- Record excerpts -
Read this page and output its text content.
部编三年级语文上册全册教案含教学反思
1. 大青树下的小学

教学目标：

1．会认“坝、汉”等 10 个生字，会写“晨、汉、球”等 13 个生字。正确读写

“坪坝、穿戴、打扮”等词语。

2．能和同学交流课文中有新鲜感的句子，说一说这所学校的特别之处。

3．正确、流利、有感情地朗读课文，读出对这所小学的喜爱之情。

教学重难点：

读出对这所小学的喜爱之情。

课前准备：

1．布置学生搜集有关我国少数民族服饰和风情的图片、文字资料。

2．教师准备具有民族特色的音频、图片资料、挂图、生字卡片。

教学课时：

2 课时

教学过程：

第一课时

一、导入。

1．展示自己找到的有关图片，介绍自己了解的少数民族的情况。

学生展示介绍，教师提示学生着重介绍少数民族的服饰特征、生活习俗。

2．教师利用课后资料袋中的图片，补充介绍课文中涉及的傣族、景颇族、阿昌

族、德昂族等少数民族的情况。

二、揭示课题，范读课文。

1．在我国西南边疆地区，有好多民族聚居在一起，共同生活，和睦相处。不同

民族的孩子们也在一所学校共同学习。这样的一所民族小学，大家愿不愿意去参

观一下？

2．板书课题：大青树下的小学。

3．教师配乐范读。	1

- What to work on -
Print the whole listing exactly as it is.

- Task answer -
Read this page and output its text content.
部编三年级语文上册全册教案含教学反思
1. 大青树下的小学

教学目标：

1．会认“坝、汉”等 10 个生字，会写“晨、汉、球”等 13 个生字。正确读写

“坪坝、穿戴、打扮”等词语。

2．能和同学交流课文中有新鲜感的句子，说一说这所学校的特别之处。

3．正确、流利、有感情地朗读课文，读出对这所小学的喜爱之情。

教学重难点：

读出对这所小学的喜爱之情。

课前准备：

1．布置学生搜集有关我国少数民族服饰和风情的图片、文字资料。

2．教师准备具有民族特色的音频、图片资料、挂图、生字卡片。

教学课时：

2 课时

教学过程：

第一课时

一、导入。

1．展示自己找到的有关图片，介绍自己了解的少数民族的情况。

学生展示介绍，教师提示学生着重介绍少数民族的服饰特征、生活习俗。

2．教师利用课后资料袋中的图片，补充介绍课文中涉及的傣族、景颇族、阿昌

族、德昂族等少数民族的情况。

二、揭示课题，范读课文。

1．在我国西南边疆地区，有好多民族聚居在一起，共同生活，和睦相处。不同

民族的孩子们也在一所学校共同学习。这样的一所民族小学，大家愿不愿意去参

观一下？

2．板书课题：大青树下的小学。

3．教师配乐范读。	1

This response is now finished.